■ Short task ■
Set down the records once more, please, exactly and with the pictures left out.

■ Data for this exercise ■
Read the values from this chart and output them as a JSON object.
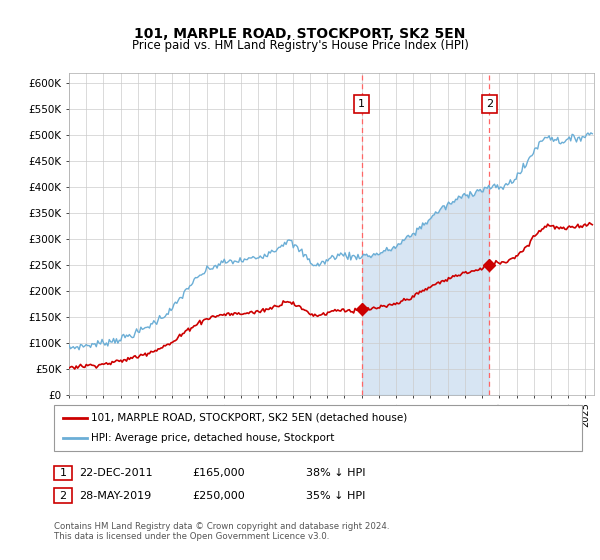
{
  "title": "101, MARPLE ROAD, STOCKPORT, SK2 5EN",
  "subtitle": "Price paid vs. HM Land Registry's House Price Index (HPI)",
  "ylim": [
    0,
    620000
  ],
  "yticks": [
    0,
    50000,
    100000,
    150000,
    200000,
    250000,
    300000,
    350000,
    400000,
    450000,
    500000,
    550000,
    600000
  ],
  "ytick_labels": [
    "£0",
    "£50K",
    "£100K",
    "£150K",
    "£200K",
    "£250K",
    "£300K",
    "£350K",
    "£400K",
    "£450K",
    "£500K",
    "£550K",
    "£600K"
  ],
  "xlim_start": 1995.0,
  "xlim_end": 2025.5,
  "hpi_color": "#6baed6",
  "hpi_fill_color": "#c6dbef",
  "price_color": "#cc0000",
  "marker_color": "#cc0000",
  "vline_color": "#ff6666",
  "bg_color": "#ffffff",
  "sale1_x": 2012.0,
  "sale1_y": 165000,
  "sale2_x": 2019.42,
  "sale2_y": 250000,
  "legend_line1": "101, MARPLE ROAD, STOCKPORT, SK2 5EN (detached house)",
  "legend_line2": "HPI: Average price, detached house, Stockport",
  "ann1_date": "22-DEC-2011",
  "ann1_price": "£165,000",
  "ann1_pct": "38% ↓ HPI",
  "ann2_date": "28-MAY-2019",
  "ann2_price": "£250,000",
  "ann2_pct": "35% ↓ HPI",
  "footer": "Contains HM Land Registry data © Crown copyright and database right 2024.\nThis data is licensed under the Open Government Licence v3.0."
}
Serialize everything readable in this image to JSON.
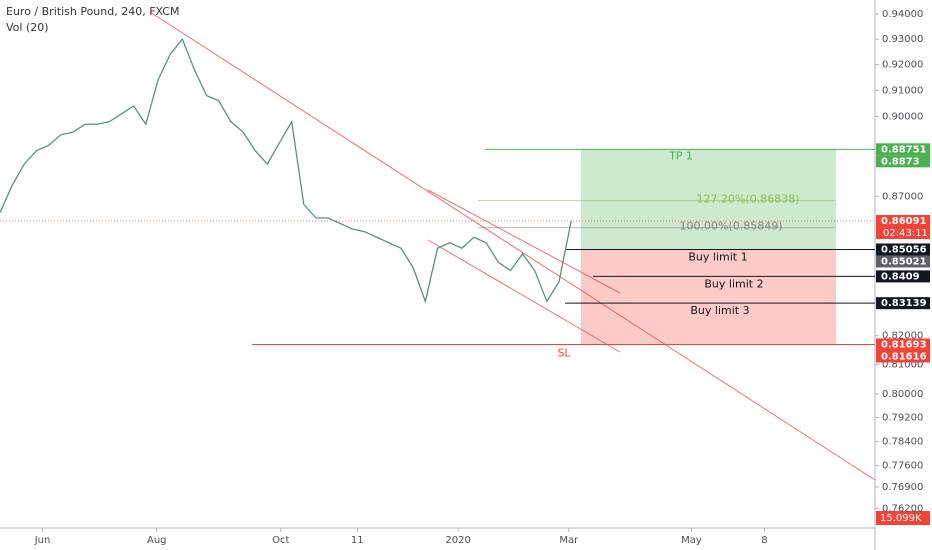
{
  "chart_data": {
    "type": "line",
    "title": "Euro / British Pound, 240, FXCM",
    "indicator": "Vol (20)",
    "series": [
      {
        "color": "#5b8f86",
        "values": [
          0.864,
          0.874,
          0.882,
          0.887,
          0.889,
          0.893,
          0.894,
          0.897,
          0.897,
          0.898,
          0.901,
          0.904,
          0.897,
          0.914,
          0.924,
          0.93,
          0.918,
          0.908,
          0.906,
          0.898,
          0.894,
          0.887,
          0.882,
          0.89,
          0.898,
          0.867,
          0.862,
          0.862,
          0.86,
          0.858,
          0.857,
          0.855,
          0.853,
          0.851,
          0.844,
          0.832,
          0.851,
          0.853,
          0.851,
          0.855,
          0.853,
          0.846,
          0.843,
          0.849,
          0.843,
          0.832,
          0.839,
          0.86091
        ]
      }
    ],
    "xlim": [
      0,
      72
    ],
    "xticks": [
      {
        "value": 3.5,
        "label": "Jun"
      },
      {
        "value": 12.9,
        "label": "Aug"
      },
      {
        "value": 23.1,
        "label": "Oct"
      },
      {
        "value": 29.4,
        "label": "11"
      },
      {
        "value": 37.7,
        "label": "2020"
      },
      {
        "value": 46.8,
        "label": "Mar"
      },
      {
        "value": 56.9,
        "label": "May"
      },
      {
        "value": 62.9,
        "label": "8"
      }
    ],
    "ylim": [
      0.7557,
      0.9456
    ],
    "log": true,
    "grid": false,
    "yticks": [
      {
        "value": 0.94,
        "label": "0.94000"
      },
      {
        "value": 0.93,
        "label": "0.93000"
      },
      {
        "value": 0.92,
        "label": "0.92000"
      },
      {
        "value": 0.91,
        "label": "0.91000"
      },
      {
        "value": 0.9,
        "label": "0.90000"
      },
      {
        "value": 0.87,
        "label": "0.87000"
      },
      {
        "value": 0.82,
        "label": "0.82000"
      },
      {
        "value": 0.81,
        "label": "0.81000"
      },
      {
        "value": 0.8,
        "label": "0.80000"
      },
      {
        "value": 0.792,
        "label": "0.79200"
      },
      {
        "value": 0.784,
        "label": "0.78400"
      },
      {
        "value": 0.776,
        "label": "0.77600"
      },
      {
        "value": 0.769,
        "label": "0.76900"
      },
      {
        "value": 0.762,
        "label": "0.76200"
      }
    ],
    "levels": [
      {
        "label": "TP 1",
        "value": 0.88751,
        "color": "#4caf50"
      },
      {
        "label": "127.20%(0.86838)",
        "value": 0.86838,
        "color": "#8bc34a"
      },
      {
        "label": "100.00%(0.85849)",
        "value": 0.85849,
        "color": "#888888"
      },
      {
        "label": "Buy limit 1",
        "value": 0.85056,
        "color": "#131722"
      },
      {
        "label": "Buy limit 2",
        "value": 0.8409,
        "color": "#131722"
      },
      {
        "label": "Buy limit 3",
        "value": 0.83139,
        "color": "#131722"
      },
      {
        "label": "SL",
        "value": 0.81693,
        "color": "#f44336"
      }
    ],
    "tags": [
      {
        "value": 0.88751,
        "color": "#4caf50"
      },
      {
        "value": 0.8873,
        "color": "#4caf50"
      },
      {
        "value": 0.86091,
        "color": "#f44336",
        "countdown": "02:43:11"
      },
      {
        "value": 0.85056,
        "color": "#131722"
      },
      {
        "value": 0.85021,
        "color": "#5d606b"
      },
      {
        "value": 0.8409,
        "color": "#131722"
      },
      {
        "value": 0.83139,
        "color": "#131722"
      },
      {
        "value": 0.81693,
        "color": "#f44336"
      },
      {
        "value": 0.81616,
        "color": "#f44336"
      }
    ],
    "volume_tag": {
      "value": 15099,
      "label": "15.099K",
      "color": "#f44336"
    }
  }
}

■ Full solution ■
Read the values from this chart and output them as a JSON object.
{
  "title": "101, MARPLE ROAD, STOCKPORT, SK2 5EN",
  "subtitle": "Price paid vs. HM Land Registry's House Price Index (HPI)",
  "ylim": [
    0,
    620000
  ],
  "yticks": [
    0,
    50000,
    100000,
    150000,
    200000,
    250000,
    300000,
    350000,
    400000,
    450000,
    500000,
    550000,
    600000
  ],
  "ytick_labels": [
    "£0",
    "£50K",
    "£100K",
    "£150K",
    "£200K",
    "£250K",
    "£300K",
    "£350K",
    "£400K",
    "£450K",
    "£500K",
    "£550K",
    "£600K"
  ],
  "xlim_start": 1995.0,
  "xlim_end": 2025.5,
  "hpi_color": "#6baed6",
  "hpi_fill_color": "#c6dbef",
  "price_color": "#cc0000",
  "marker_color": "#cc0000",
  "vline_color": "#ff6666",
  "bg_color": "#ffffff",
  "sale1_x": 2012.0,
  "sale1_y": 165000,
  "sale2_x": 2019.42,
  "sale2_y": 250000,
  "legend_line1": "101, MARPLE ROAD, STOCKPORT, SK2 5EN (detached house)",
  "legend_line2": "HPI: Average price, detached house, Stockport",
  "ann1_date": "22-DEC-2011",
  "ann1_price": "£165,000",
  "ann1_pct": "38% ↓ HPI",
  "ann2_date": "28-MAY-2019",
  "ann2_price": "£250,000",
  "ann2_pct": "35% ↓ HPI",
  "footer": "Contains HM Land Registry data © Crown copyright and database right 2024.\nThis data is licensed under the Open Government Licence v3.0."
}
Serialize everything readable in this image to JSON.
{
  "chart_data": {
    "type": "line",
    "title": "Euro / British Pound, 240, FXCM",
    "indicator": "Vol (20)",
    "series": [
      {
        "color": "#5b8f86",
        "values": [
          0.864,
          0.874,
          0.882,
          0.887,
          0.889,
          0.893,
          0.894,
          0.897,
          0.897,
          0.898,
          0.901,
          0.904,
          0.897,
          0.914,
          0.924,
          0.93,
          0.918,
          0.908,
          0.906,
          0.898,
          0.894,
          0.887,
          0.882,
          0.89,
          0.898,
          0.867,
          0.862,
          0.862,
          0.86,
          0.858,
          0.857,
          0.855,
          0.853,
          0.851,
          0.844,
          0.832,
          0.851,
          0.853,
          0.851,
          0.855,
          0.853,
          0.846,
          0.843,
          0.849,
          0.843,
          0.832,
          0.839,
          0.86091
        ]
      }
    ],
    "xlim": [
      0,
      72
    ],
    "xticks": [
      {
        "value": 3.5,
        "label": "Jun"
      },
      {
        "value": 12.9,
        "label": "Aug"
      },
      {
        "value": 23.1,
        "label": "Oct"
      },
      {
        "value": 29.4,
        "label": "11"
      },
      {
        "value": 37.7,
        "label": "2020"
      },
      {
        "value": 46.8,
        "label": "Mar"
      },
      {
        "value": 56.9,
        "label": "May"
      },
      {
        "value": 62.9,
        "label": "8"
      }
    ],
    "ylim": [
      0.7557,
      0.9456
    ],
    "log": true,
    "grid": false,
    "yticks": [
      {
        "value": 0.94,
        "label": "0.94000"
      },
      {
        "value": 0.93,
        "label": "0.93000"
      },
      {
        "value": 0.92,
        "label": "0.92000"
      },
      {
        "value": 0.91,
        "label": "0.91000"
      },
      {
        "value": 0.9,
        "label": "0.90000"
      },
      {
        "value": 0.87,
        "label": "0.87000"
      },
      {
        "value": 0.82,
        "label": "0.82000"
      },
      {
        "value": 0.81,
        "label": "0.81000"
      },
      {
        "value": 0.8,
        "label": "0.80000"
      },
      {
        "value": 0.792,
        "label": "0.79200"
      },
      {
        "value": 0.784,
        "label": "0.78400"
      },
      {
        "value": 0.776,
        "label": "0.77600"
      },
      {
        "value": 0.769,
        "label": "0.76900"
      },
      {
        "value": 0.762,
        "label": "0.76200"
      }
    ],
    "levels": [
      {
        "label": "TP 1",
        "value": 0.88751,
        "color": "#4caf50"
      },
      {
        "label": "127.20%(0.86838)",
        "value": 0.86838,
        "color": "#8bc34a"
      },
      {
        "label": "100.00%(0.85849)",
        "value": 0.85849,
        "color": "#888888"
      },
      {
        "label": "Buy limit 1",
        "value": 0.85056,
        "color": "#131722"
      },
      {
        "label": "Buy limit 2",
        "value": 0.8409,
        "color": "#131722"
      },
      {
        "label": "Buy limit 3",
        "value": 0.83139,
        "color": "#131722"
      },
      {
        "label": "SL",
        "value": 0.81693,
        "color": "#f44336"
      }
    ],
    "tags": [
      {
        "value": 0.88751,
        "color": "#4caf50"
      },
      {
        "value": 0.8873,
        "color": "#4caf50"
      },
      {
        "value": 0.86091,
        "color": "#f44336",
        "countdown": "02:43:11"
      },
      {
        "value": 0.85056,
        "color": "#131722"
      },
      {
        "value": 0.85021,
        "color": "#5d606b"
      },
      {
        "value": 0.8409,
        "color": "#131722"
      },
      {
        "value": 0.83139,
        "color": "#131722"
      },
      {
        "value": 0.81693,
        "color": "#f44336"
      },
      {
        "value": 0.81616,
        "color": "#f44336"
      }
    ],
    "volume_tag": {
      "value": 15099,
      "label": "15.099K",
      "color": "#f44336"
    }
  }
}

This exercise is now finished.